DATA FOR THE TASK:
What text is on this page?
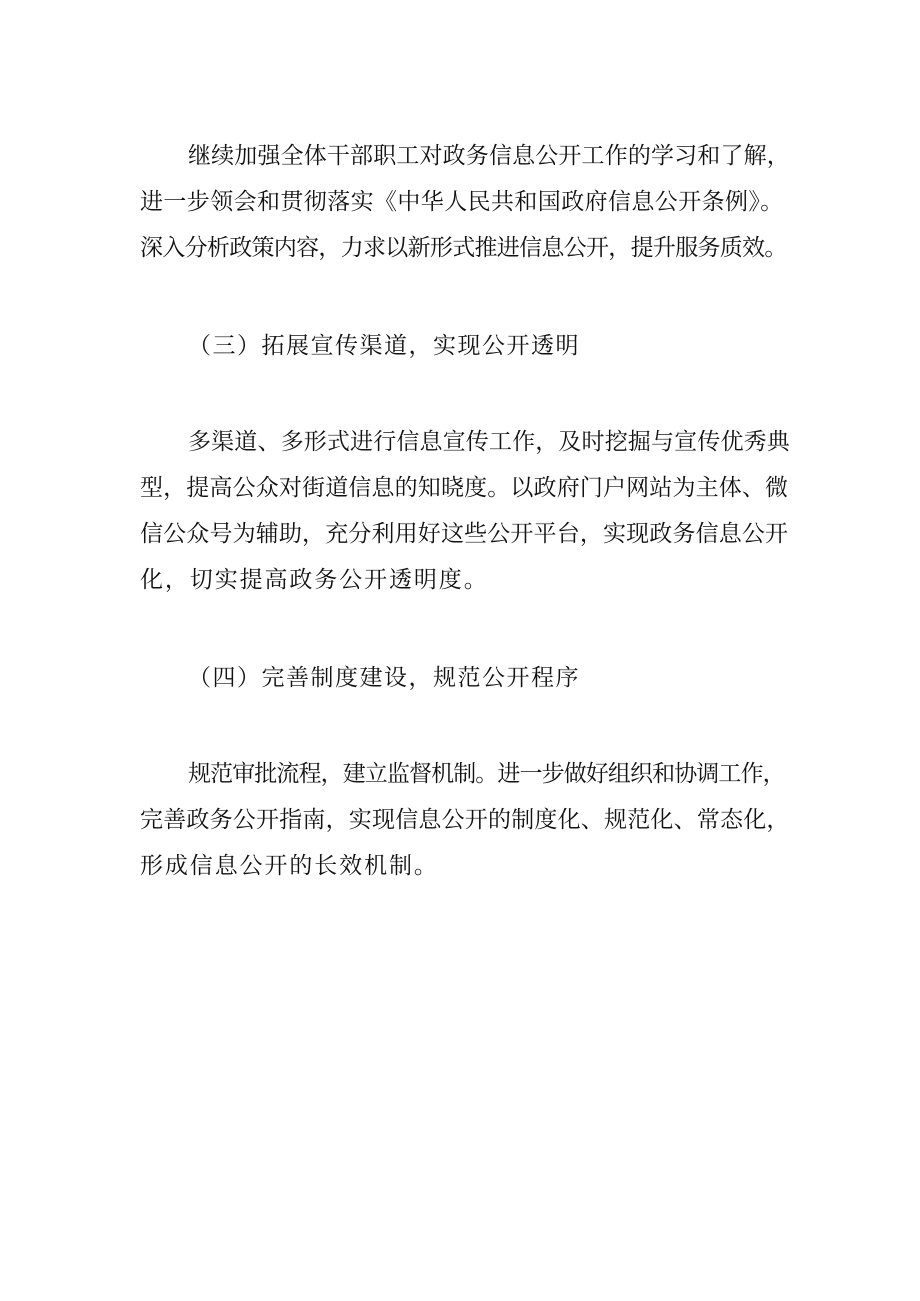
继续加强全体干部职工对政务信息公开工作的学习和了解，
进一步领会和贯彻落实《中华人民共和国政府信息公开条例》。
深入分析政策内容，力求以新形式推进信息公开，提升服务质效。
（三）拓展宣传渠道，实现公开透明
多渠道、多形式进行信息宣传工作，及时挖掘与宣传优秀典
型，提高公众对街道信息的知晓度。以政府门户网站为主体、微
信公众号为辅助，充分利用好这些公开平台，实现政务信息公开
化，切实提高政务公开透明度。
（四）完善制度建设，规范公开程序
规范审批流程，建立监督机制。进一步做好组织和协调工作，
完善政务公开指南，实现信息公开的制度化、规范化、常态化，
形成信息公开的长效机制。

TASK TO COMPLETE: Copy each line of the records precisely and drop any images they hold.

EXPECTED OUTPUT:
What text is on this page?
继续加强全体干部职工对政务信息公开工作的学习和了解，
进一步领会和贯彻落实《中华人民共和国政府信息公开条例》。
深入分析政策内容，力求以新形式推进信息公开，提升服务质效。
（三）拓展宣传渠道，实现公开透明
多渠道、多形式进行信息宣传工作，及时挖掘与宣传优秀典
型，提高公众对街道信息的知晓度。以政府门户网站为主体、微
信公众号为辅助，充分利用好这些公开平台，实现政务信息公开
化，切实提高政务公开透明度。
（四）完善制度建设，规范公开程序
规范审批流程，建立监督机制。进一步做好组织和协调工作，
完善政务公开指南，实现信息公开的制度化、规范化、常态化，
形成信息公开的长效机制。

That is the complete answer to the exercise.